§ **Challenge**
Find each line holding the word "JSON" and give the number of such lines, nothing else.

§ **Entries provided**
----
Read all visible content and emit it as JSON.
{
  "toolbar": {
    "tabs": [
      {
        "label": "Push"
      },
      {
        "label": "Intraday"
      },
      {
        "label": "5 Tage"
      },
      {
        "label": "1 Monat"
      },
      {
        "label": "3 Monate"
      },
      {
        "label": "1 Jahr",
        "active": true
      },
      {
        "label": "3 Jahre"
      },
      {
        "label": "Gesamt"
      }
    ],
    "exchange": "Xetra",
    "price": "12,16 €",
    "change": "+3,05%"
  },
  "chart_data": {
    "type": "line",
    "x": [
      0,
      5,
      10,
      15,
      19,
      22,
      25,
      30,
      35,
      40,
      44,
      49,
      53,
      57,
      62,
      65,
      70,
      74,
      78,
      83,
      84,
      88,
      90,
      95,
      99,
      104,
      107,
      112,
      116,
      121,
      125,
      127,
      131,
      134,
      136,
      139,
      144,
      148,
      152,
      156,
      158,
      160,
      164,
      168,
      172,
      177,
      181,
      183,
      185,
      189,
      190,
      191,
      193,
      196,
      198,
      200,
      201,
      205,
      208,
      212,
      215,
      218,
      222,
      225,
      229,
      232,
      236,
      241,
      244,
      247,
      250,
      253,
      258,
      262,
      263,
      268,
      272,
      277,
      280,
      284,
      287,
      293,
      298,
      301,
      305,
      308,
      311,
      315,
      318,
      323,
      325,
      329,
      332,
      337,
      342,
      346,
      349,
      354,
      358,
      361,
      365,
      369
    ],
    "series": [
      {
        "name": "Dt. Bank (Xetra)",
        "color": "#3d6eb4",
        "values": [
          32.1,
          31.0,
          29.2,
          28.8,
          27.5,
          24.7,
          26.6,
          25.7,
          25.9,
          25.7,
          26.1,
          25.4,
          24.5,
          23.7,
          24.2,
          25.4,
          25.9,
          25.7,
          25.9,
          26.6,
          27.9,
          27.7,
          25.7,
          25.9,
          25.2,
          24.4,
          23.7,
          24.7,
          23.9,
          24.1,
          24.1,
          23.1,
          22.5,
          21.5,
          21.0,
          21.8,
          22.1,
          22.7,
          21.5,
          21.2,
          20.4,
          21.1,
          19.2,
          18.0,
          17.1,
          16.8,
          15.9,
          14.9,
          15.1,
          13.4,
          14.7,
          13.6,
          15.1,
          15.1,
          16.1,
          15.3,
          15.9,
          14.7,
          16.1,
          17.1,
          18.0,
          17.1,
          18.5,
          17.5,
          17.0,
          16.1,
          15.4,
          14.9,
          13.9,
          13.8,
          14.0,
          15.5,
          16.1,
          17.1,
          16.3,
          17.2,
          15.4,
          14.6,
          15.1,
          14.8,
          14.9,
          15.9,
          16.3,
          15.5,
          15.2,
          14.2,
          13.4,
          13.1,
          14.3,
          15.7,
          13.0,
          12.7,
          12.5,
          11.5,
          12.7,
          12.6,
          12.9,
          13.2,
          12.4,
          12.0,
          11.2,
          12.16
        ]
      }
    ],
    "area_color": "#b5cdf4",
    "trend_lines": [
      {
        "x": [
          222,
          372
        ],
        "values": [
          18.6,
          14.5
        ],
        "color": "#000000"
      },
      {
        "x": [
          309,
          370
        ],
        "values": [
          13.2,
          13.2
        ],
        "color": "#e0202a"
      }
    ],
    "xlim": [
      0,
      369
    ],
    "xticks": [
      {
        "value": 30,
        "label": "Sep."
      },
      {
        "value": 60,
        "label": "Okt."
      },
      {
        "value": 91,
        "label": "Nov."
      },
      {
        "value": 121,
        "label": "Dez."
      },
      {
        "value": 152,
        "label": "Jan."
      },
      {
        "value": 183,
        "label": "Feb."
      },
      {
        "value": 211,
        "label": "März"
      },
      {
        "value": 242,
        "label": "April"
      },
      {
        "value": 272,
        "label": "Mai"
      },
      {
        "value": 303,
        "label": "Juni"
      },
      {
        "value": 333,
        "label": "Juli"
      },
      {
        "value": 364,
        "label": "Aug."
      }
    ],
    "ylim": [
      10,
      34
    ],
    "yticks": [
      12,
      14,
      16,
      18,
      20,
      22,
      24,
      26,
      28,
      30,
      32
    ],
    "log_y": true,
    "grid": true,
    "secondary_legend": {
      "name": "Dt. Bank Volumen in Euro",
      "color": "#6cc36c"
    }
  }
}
----
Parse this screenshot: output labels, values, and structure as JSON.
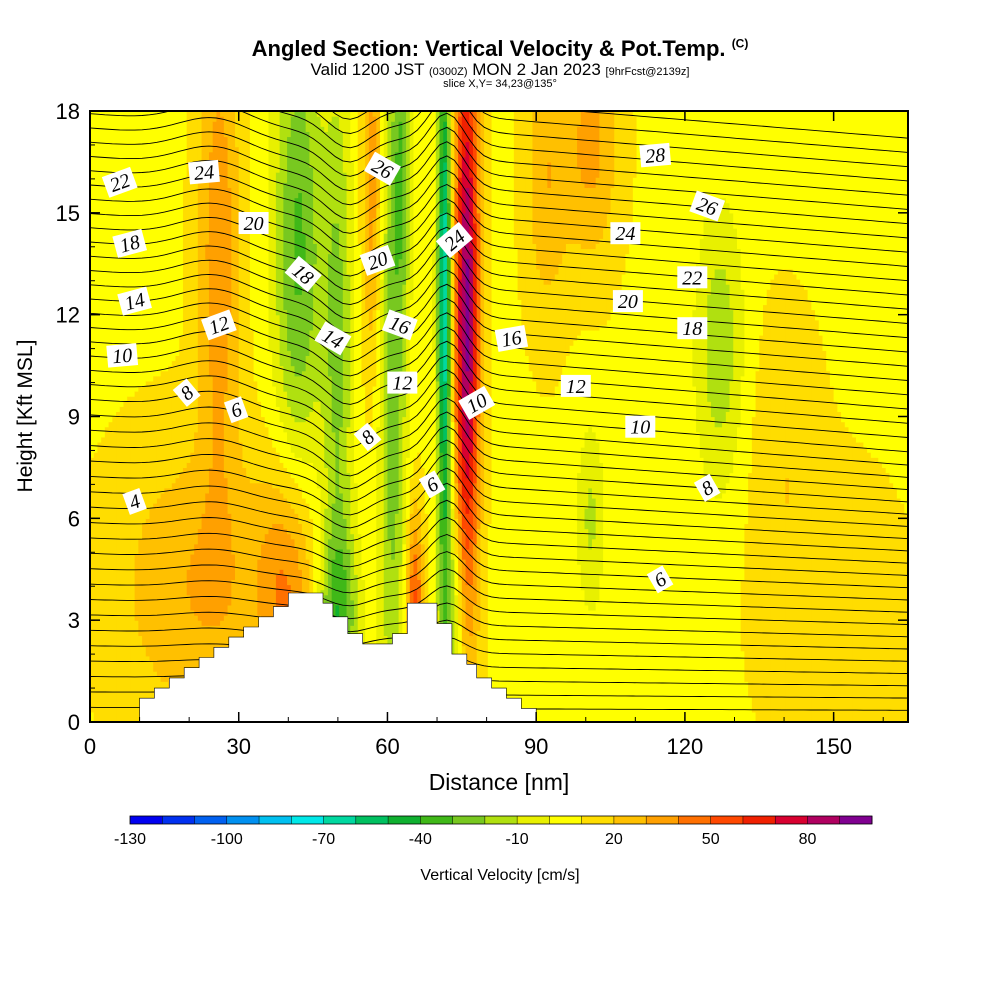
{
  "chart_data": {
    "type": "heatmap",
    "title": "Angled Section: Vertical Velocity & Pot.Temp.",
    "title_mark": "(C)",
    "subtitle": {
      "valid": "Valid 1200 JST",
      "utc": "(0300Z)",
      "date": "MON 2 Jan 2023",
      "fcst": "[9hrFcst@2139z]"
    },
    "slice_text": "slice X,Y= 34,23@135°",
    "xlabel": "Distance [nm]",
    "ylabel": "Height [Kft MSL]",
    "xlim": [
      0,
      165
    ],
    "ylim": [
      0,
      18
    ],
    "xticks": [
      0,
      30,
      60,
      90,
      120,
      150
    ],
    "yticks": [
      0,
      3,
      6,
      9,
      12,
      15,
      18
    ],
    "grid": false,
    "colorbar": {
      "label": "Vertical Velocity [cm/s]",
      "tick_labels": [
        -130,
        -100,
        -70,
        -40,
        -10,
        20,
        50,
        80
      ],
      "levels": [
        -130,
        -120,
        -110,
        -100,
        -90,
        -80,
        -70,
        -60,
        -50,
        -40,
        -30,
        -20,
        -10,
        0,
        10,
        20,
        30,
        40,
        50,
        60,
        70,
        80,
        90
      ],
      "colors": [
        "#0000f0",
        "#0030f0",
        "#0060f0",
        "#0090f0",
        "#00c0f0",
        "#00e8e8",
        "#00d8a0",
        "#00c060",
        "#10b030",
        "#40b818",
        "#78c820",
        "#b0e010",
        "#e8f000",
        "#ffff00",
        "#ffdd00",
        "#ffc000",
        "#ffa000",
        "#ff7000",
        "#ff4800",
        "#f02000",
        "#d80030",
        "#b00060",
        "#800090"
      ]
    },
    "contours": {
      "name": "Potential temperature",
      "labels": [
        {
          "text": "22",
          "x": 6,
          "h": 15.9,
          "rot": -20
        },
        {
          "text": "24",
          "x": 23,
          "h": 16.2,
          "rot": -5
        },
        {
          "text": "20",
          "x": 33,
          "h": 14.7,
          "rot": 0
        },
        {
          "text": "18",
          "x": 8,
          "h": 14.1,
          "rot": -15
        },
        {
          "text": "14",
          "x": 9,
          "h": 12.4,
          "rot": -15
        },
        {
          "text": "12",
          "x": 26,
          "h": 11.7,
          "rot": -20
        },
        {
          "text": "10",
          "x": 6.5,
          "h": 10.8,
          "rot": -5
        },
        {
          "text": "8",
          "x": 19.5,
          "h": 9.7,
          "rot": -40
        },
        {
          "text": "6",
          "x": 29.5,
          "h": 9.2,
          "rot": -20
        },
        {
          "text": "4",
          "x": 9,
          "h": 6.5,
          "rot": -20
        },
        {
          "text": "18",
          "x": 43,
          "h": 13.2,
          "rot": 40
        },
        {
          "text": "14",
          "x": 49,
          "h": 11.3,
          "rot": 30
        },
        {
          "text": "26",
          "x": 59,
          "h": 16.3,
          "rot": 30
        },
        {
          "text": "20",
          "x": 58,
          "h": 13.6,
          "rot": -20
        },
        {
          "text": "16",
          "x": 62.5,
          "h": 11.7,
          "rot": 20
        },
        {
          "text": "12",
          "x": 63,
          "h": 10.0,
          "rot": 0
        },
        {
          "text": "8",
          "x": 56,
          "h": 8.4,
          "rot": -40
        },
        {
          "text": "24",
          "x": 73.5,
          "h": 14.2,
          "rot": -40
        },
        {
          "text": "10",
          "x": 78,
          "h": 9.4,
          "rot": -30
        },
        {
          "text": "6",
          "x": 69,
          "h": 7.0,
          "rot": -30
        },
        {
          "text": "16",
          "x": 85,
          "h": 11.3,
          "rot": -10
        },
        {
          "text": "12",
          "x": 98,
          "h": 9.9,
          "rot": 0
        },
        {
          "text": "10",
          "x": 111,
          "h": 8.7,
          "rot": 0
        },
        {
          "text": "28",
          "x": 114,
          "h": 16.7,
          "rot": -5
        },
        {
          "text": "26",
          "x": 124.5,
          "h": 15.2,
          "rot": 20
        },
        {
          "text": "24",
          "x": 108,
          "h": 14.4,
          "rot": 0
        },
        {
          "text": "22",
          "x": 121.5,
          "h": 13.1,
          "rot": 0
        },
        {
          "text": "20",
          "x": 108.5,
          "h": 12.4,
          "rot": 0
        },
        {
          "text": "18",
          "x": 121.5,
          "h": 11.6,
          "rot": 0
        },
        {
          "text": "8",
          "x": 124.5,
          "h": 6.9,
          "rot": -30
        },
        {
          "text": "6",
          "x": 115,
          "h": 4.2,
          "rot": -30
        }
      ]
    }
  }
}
----
§ **Correct result**
2